Records from a dataset

# # # # # # #

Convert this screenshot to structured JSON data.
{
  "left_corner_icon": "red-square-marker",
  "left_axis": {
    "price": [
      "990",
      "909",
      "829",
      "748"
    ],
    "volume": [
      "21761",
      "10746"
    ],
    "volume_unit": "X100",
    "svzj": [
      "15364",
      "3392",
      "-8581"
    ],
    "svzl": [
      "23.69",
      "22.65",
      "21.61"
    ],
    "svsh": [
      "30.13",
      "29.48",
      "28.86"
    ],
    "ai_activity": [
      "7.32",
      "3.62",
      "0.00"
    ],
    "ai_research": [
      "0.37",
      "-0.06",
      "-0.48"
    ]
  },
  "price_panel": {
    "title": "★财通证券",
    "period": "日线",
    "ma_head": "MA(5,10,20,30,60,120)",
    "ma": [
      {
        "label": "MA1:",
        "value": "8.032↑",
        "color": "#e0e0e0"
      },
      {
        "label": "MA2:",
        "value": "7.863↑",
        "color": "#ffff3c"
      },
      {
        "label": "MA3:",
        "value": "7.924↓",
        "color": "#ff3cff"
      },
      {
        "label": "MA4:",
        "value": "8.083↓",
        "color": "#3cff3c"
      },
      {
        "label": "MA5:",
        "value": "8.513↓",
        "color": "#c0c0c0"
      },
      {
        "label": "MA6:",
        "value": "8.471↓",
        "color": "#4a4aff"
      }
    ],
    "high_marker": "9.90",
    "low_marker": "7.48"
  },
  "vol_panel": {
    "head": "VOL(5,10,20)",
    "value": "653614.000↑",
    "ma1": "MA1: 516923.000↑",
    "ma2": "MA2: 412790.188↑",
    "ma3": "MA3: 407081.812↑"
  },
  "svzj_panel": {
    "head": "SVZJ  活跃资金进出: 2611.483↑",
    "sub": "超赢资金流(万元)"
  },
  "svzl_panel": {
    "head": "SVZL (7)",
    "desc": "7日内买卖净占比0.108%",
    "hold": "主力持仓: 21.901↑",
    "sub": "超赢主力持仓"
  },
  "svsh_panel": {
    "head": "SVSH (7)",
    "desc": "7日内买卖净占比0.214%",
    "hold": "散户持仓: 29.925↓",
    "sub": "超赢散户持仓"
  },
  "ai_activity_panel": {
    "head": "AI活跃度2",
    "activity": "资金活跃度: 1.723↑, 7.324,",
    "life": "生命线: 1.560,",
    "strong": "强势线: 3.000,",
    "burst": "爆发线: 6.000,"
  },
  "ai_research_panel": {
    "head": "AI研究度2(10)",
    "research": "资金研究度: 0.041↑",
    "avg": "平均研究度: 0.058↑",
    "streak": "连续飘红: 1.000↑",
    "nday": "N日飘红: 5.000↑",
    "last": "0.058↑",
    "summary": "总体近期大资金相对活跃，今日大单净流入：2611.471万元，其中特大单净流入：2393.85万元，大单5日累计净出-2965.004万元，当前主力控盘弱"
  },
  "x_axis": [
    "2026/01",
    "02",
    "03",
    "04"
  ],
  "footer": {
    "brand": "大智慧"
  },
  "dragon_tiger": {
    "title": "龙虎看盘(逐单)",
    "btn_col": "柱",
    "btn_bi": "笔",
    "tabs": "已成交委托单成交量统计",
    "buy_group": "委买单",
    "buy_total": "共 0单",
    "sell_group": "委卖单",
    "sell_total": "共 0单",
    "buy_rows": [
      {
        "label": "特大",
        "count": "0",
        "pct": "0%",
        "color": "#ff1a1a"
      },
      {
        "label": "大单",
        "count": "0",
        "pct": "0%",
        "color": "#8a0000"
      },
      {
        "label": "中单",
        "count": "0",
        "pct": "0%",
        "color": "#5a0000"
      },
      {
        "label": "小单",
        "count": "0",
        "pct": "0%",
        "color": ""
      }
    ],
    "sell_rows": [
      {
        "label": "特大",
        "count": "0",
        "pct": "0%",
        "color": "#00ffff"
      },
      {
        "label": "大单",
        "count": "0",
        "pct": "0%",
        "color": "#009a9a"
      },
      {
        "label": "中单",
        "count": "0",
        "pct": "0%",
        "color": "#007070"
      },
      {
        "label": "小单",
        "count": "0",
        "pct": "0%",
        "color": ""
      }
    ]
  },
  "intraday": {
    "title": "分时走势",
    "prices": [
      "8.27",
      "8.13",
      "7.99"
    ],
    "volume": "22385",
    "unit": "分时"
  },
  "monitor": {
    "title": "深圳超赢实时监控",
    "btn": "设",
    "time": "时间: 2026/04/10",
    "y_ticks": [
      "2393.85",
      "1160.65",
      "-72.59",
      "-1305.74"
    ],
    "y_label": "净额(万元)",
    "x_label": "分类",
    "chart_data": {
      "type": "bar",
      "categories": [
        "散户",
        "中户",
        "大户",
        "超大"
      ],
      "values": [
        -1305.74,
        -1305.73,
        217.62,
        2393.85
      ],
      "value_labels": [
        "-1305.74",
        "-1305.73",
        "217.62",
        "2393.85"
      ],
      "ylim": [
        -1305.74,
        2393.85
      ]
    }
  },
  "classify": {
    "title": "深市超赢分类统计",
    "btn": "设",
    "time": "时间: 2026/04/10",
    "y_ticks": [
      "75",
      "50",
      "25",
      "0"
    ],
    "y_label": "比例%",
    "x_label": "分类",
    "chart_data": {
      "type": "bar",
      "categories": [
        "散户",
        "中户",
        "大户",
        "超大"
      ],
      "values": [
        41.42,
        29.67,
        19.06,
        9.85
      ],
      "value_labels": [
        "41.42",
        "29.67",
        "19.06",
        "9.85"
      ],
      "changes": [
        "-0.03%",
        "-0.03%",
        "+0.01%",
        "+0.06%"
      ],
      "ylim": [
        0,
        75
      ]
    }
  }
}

# # # # # # #

Print the entries exactly. Include every one.

Convert this screenshot to structured JSON data.
{
  "left_corner_icon": "red-square-marker",
  "left_axis": {
    "price": [
      "990",
      "909",
      "829",
      "748"
    ],
    "volume": [
      "21761",
      "10746"
    ],
    "volume_unit": "X100",
    "svzj": [
      "15364",
      "3392",
      "-8581"
    ],
    "svzl": [
      "23.69",
      "22.65",
      "21.61"
    ],
    "svsh": [
      "30.13",
      "29.48",
      "28.86"
    ],
    "ai_activity": [
      "7.32",
      "3.62",
      "0.00"
    ],
    "ai_research": [
      "0.37",
      "-0.06",
      "-0.48"
    ]
  },
  "price_panel": {
    "title": "★财通证券",
    "period": "日线",
    "ma_head": "MA(5,10,20,30,60,120)",
    "ma": [
      {
        "label": "MA1:",
        "value": "8.032↑",
        "color": "#e0e0e0"
      },
      {
        "label": "MA2:",
        "value": "7.863↑",
        "color": "#ffff3c"
      },
      {
        "label": "MA3:",
        "value": "7.924↓",
        "color": "#ff3cff"
      },
      {
        "label": "MA4:",
        "value": "8.083↓",
        "color": "#3cff3c"
      },
      {
        "label": "MA5:",
        "value": "8.513↓",
        "color": "#c0c0c0"
      },
      {
        "label": "MA6:",
        "value": "8.471↓",
        "color": "#4a4aff"
      }
    ],
    "high_marker": "9.90",
    "low_marker": "7.48"
  },
  "vol_panel": {
    "head": "VOL(5,10,20)",
    "value": "653614.000↑",
    "ma1": "MA1: 516923.000↑",
    "ma2": "MA2: 412790.188↑",
    "ma3": "MA3: 407081.812↑"
  },
  "svzj_panel": {
    "head": "SVZJ  活跃资金进出: 2611.483↑",
    "sub": "超赢资金流(万元)"
  },
  "svzl_panel": {
    "head": "SVZL (7)",
    "desc": "7日内买卖净占比0.108%",
    "hold": "主力持仓: 21.901↑",
    "sub": "超赢主力持仓"
  },
  "svsh_panel": {
    "head": "SVSH (7)",
    "desc": "7日内买卖净占比0.214%",
    "hold": "散户持仓: 29.925↓",
    "sub": "超赢散户持仓"
  },
  "ai_activity_panel": {
    "head": "AI活跃度2",
    "activity": "资金活跃度: 1.723↑, 7.324,",
    "life": "生命线: 1.560,",
    "strong": "强势线: 3.000,",
    "burst": "爆发线: 6.000,"
  },
  "ai_research_panel": {
    "head": "AI研究度2(10)",
    "research": "资金研究度: 0.041↑",
    "avg": "平均研究度: 0.058↑",
    "streak": "连续飘红: 1.000↑",
    "nday": "N日飘红: 5.000↑",
    "last": "0.058↑",
    "summary": "总体近期大资金相对活跃，今日大单净流入：2611.471万元，其中特大单净流入：2393.85万元，大单5日累计净出-2965.004万元，当前主力控盘弱"
  },
  "x_axis": [
    "2026/01",
    "02",
    "03",
    "04"
  ],
  "footer": {
    "brand": "大智慧"
  },
  "dragon_tiger": {
    "title": "龙虎看盘(逐单)",
    "btn_col": "柱",
    "btn_bi": "笔",
    "tabs": "已成交委托单成交量统计",
    "buy_group": "委买单",
    "buy_total": "共 0单",
    "sell_group": "委卖单",
    "sell_total": "共 0单",
    "buy_rows": [
      {
        "label": "特大",
        "count": "0",
        "pct": "0%",
        "color": "#ff1a1a"
      },
      {
        "label": "大单",
        "count": "0",
        "pct": "0%",
        "color": "#8a0000"
      },
      {
        "label": "中单",
        "count": "0",
        "pct": "0%",
        "color": "#5a0000"
      },
      {
        "label": "小单",
        "count": "0",
        "pct": "0%",
        "color": ""
      }
    ],
    "sell_rows": [
      {
        "label": "特大",
        "count": "0",
        "pct": "0%",
        "color": "#00ffff"
      },
      {
        "label": "大单",
        "count": "0",
        "pct": "0%",
        "color": "#009a9a"
      },
      {
        "label": "中单",
        "count": "0",
        "pct": "0%",
        "color": "#007070"
      },
      {
        "label": "小单",
        "count": "0",
        "pct": "0%",
        "color": ""
      }
    ]
  },
  "intraday": {
    "title": "分时走势",
    "prices": [
      "8.27",
      "8.13",
      "7.99"
    ],
    "volume": "22385",
    "unit": "分时"
  },
  "monitor": {
    "title": "深圳超赢实时监控",
    "btn": "设",
    "time": "时间: 2026/04/10",
    "y_ticks": [
      "2393.85",
      "1160.65",
      "-72.59",
      "-1305.74"
    ],
    "y_label": "净额(万元)",
    "x_label": "分类",
    "chart_data": {
      "type": "bar",
      "categories": [
        "散户",
        "中户",
        "大户",
        "超大"
      ],
      "values": [
        -1305.74,
        -1305.73,
        217.62,
        2393.85
      ],
      "value_labels": [
        "-1305.74",
        "-1305.73",
        "217.62",
        "2393.85"
      ],
      "ylim": [
        -1305.74,
        2393.85
      ]
    }
  },
  "classify": {
    "title": "深市超赢分类统计",
    "btn": "设",
    "time": "时间: 2026/04/10",
    "y_ticks": [
      "75",
      "50",
      "25",
      "0"
    ],
    "y_label": "比例%",
    "x_label": "分类",
    "chart_data": {
      "type": "bar",
      "categories": [
        "散户",
        "中户",
        "大户",
        "超大"
      ],
      "values": [
        41.42,
        29.67,
        19.06,
        9.85
      ],
      "value_labels": [
        "41.42",
        "29.67",
        "19.06",
        "9.85"
      ],
      "changes": [
        "-0.03%",
        "-0.03%",
        "+0.01%",
        "+0.06%"
      ],
      "ylim": [
        0,
        75
      ]
    }
  }
}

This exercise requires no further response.